#### Exercise materials:

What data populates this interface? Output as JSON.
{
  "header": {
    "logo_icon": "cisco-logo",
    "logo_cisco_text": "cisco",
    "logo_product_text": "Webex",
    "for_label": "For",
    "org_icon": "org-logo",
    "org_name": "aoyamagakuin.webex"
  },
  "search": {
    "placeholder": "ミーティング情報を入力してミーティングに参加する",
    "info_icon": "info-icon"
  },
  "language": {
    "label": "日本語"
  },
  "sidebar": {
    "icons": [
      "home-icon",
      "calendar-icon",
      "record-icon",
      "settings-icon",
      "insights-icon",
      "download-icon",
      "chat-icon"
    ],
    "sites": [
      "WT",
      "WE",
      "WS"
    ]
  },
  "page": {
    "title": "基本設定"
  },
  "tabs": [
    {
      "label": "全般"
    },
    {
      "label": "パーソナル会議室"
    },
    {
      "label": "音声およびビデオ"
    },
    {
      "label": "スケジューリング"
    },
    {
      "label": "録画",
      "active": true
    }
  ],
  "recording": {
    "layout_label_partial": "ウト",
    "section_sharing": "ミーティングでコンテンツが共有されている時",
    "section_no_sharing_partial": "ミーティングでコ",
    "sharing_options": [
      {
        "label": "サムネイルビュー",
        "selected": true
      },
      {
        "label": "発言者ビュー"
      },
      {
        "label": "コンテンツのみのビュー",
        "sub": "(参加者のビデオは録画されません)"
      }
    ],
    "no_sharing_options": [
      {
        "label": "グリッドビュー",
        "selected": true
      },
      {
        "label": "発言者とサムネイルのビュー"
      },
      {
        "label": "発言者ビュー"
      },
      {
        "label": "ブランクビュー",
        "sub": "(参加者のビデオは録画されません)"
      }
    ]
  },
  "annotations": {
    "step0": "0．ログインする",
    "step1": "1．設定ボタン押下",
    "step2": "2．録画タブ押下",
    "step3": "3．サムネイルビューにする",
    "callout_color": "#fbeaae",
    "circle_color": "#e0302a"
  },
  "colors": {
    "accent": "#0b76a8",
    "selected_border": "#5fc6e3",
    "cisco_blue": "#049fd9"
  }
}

#### Aim of the exercise:
All of the entries above should be written out again exactly.

#### Final result:
What data populates this interface? Output as JSON.
{
  "header": {
    "logo_icon": "cisco-logo",
    "logo_cisco_text": "cisco",
    "logo_product_text": "Webex",
    "for_label": "For",
    "org_icon": "org-logo",
    "org_name": "aoyamagakuin.webex"
  },
  "search": {
    "placeholder": "ミーティング情報を入力してミーティングに参加する",
    "info_icon": "info-icon"
  },
  "language": {
    "label": "日本語"
  },
  "sidebar": {
    "icons": [
      "home-icon",
      "calendar-icon",
      "record-icon",
      "settings-icon",
      "insights-icon",
      "download-icon",
      "chat-icon"
    ],
    "sites": [
      "WT",
      "WE",
      "WS"
    ]
  },
  "page": {
    "title": "基本設定"
  },
  "tabs": [
    {
      "label": "全般"
    },
    {
      "label": "パーソナル会議室"
    },
    {
      "label": "音声およびビデオ"
    },
    {
      "label": "スケジューリング"
    },
    {
      "label": "録画",
      "active": true
    }
  ],
  "recording": {
    "layout_label_partial": "ウト",
    "section_sharing": "ミーティングでコンテンツが共有されている時",
    "section_no_sharing_partial": "ミーティングでコ",
    "sharing_options": [
      {
        "label": "サムネイルビュー",
        "selected": true
      },
      {
        "label": "発言者ビュー"
      },
      {
        "label": "コンテンツのみのビュー",
        "sub": "(参加者のビデオは録画されません)"
      }
    ],
    "no_sharing_options": [
      {
        "label": "グリッドビュー",
        "selected": true
      },
      {
        "label": "発言者とサムネイルのビュー"
      },
      {
        "label": "発言者ビュー"
      },
      {
        "label": "ブランクビュー",
        "sub": "(参加者のビデオは録画されません)"
      }
    ]
  },
  "annotations": {
    "step0": "0．ログインする",
    "step1": "1．設定ボタン押下",
    "step2": "2．録画タブ押下",
    "step3": "3．サムネイルビューにする",
    "callout_color": "#fbeaae",
    "circle_color": "#e0302a"
  },
  "colors": {
    "accent": "#0b76a8",
    "selected_border": "#5fc6e3",
    "cisco_blue": "#049fd9"
  }
}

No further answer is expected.